What you have to do => Search the data for the word "Scan" and copy every line where it occurs.

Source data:
________________________________________

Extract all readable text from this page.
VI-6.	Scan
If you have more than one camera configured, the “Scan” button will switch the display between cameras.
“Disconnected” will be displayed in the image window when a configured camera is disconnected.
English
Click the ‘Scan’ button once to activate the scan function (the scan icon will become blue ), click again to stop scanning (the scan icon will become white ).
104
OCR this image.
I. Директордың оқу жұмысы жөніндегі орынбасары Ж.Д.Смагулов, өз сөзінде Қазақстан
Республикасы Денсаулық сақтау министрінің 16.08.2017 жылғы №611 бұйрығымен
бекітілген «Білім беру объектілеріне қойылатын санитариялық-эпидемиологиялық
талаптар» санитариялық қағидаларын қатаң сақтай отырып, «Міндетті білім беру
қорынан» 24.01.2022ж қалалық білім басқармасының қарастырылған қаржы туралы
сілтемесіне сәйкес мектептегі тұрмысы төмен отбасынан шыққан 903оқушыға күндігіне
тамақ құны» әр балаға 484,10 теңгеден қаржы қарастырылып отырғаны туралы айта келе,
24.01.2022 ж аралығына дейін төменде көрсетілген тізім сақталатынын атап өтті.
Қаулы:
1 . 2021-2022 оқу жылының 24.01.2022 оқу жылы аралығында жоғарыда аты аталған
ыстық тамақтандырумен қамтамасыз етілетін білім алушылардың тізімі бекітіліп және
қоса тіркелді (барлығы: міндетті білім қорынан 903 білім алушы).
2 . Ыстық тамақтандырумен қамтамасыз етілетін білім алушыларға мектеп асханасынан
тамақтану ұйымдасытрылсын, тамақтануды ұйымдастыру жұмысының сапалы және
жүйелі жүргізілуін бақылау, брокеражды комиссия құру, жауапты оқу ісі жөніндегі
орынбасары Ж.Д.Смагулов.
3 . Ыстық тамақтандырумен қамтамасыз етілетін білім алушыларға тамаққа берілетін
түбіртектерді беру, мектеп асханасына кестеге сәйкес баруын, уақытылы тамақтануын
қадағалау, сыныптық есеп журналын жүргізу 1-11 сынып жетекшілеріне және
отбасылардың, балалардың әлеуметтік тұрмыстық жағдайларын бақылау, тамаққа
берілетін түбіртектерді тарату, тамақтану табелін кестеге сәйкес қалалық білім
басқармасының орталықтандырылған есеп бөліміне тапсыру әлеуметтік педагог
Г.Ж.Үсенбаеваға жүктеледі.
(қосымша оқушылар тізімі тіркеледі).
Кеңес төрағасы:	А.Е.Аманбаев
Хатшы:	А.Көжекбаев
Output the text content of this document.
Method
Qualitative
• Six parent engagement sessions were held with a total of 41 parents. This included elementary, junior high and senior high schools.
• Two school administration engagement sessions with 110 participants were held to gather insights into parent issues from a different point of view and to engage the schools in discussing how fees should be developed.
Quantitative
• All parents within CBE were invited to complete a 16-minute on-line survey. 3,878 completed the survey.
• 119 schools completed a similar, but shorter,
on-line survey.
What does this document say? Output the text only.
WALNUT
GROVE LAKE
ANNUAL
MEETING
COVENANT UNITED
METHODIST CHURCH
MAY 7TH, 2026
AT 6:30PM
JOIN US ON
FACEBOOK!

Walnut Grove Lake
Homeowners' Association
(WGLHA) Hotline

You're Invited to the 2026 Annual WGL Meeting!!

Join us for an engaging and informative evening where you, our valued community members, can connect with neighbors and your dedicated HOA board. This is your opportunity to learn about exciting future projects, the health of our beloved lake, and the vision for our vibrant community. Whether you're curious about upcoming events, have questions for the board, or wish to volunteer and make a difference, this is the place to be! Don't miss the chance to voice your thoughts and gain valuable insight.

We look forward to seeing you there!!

________________________________________

Output below =>
VI-6.	Scan
If you have more than one camera configured, the “Scan” button will switch the display between cameras.
Click the ‘Scan’ button once to activate the scan function (the scan icon will become blue ), click again to stop scanning (the scan icon will become white ).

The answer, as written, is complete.